▶ Task goal
Print the listing as it stands, omitting all images.

Saved entries
= = = = = = =

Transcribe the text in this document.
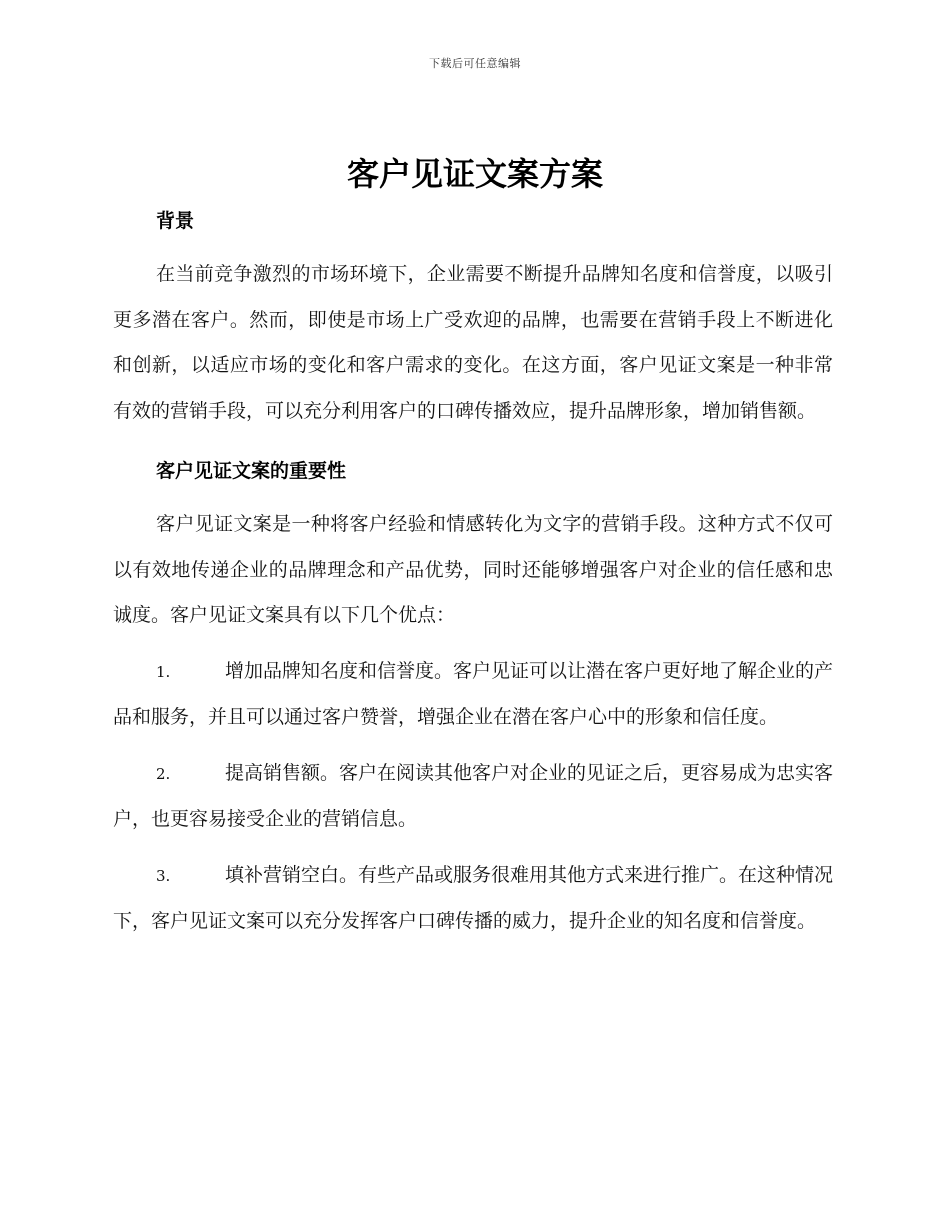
下载后可任意编辑
客户见证文案方案
背景

在当前竞争激烈的市场环境下，企业需要不断提升品牌知名度和信誉度，以吸引更多潜在客户。然而，即使是市场上广受欢迎的品牌，也需要在营销手段上不断进化和创新，以适应市场的变化和客户需求的变化。在这方面，客户见证文案是一种非常有效的营销手段，可以充分利用客户的口碑传播效应，提升品牌形象，增加销售额。

客户见证文案的重要性

客户见证文案是一种将客户经验和情感转化为文字的营销手段。这种方式不仅可以有效地传递企业的品牌理念和产品优势，同时还能够增强客户对企业的信任感和忠诚度。客户见证文案具有以下几个优点：

1.	增加品牌知名度和信誉度。客户见证可以让潜在客户更好地了解企业的产品和服务，并且可以通过客户赞誉，增强企业在潜在客户心中的形象和信任度。

2.	提高销售额。客户在阅读其他客户对企业的见证之后，更容易成为忠实客户，也更容易接受企业的营销信息。

3.	填补营销空白。有些产品或服务很难用其他方式来进行推广。在这种情况下，客户见证文案可以充分发挥客户口碑传播的威力，提升企业的知名度和信誉度。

= = = = = = =

▶ Answer to the problem
Transcribe the text in this document.
下载后可任意编辑
客户见证文案方案
背景

在当前竞争激烈的市场环境下，企业需要不断提升品牌知名度和信誉度，以吸引更多潜在客户。然而，即使是市场上广受欢迎的品牌，也需要在营销手段上不断进化和创新，以适应市场的变化和客户需求的变化。在这方面，客户见证文案是一种非常有效的营销手段，可以充分利用客户的口碑传播效应，提升品牌形象，增加销售额。

客户见证文案的重要性

客户见证文案是一种将客户经验和情感转化为文字的营销手段。这种方式不仅可以有效地传递企业的品牌理念和产品优势，同时还能够增强客户对企业的信任感和忠诚度。客户见证文案具有以下几个优点：

1.	增加品牌知名度和信誉度。客户见证可以让潜在客户更好地了解企业的产品和服务，并且可以通过客户赞誉，增强企业在潜在客户心中的形象和信任度。

2.	提高销售额。客户在阅读其他客户对企业的见证之后，更容易成为忠实客户，也更容易接受企业的营销信息。

3.	填补营销空白。有些产品或服务很难用其他方式来进行推广。在这种情况下，客户见证文案可以充分发挥客户口碑传播的威力，提升企业的知名度和信誉度。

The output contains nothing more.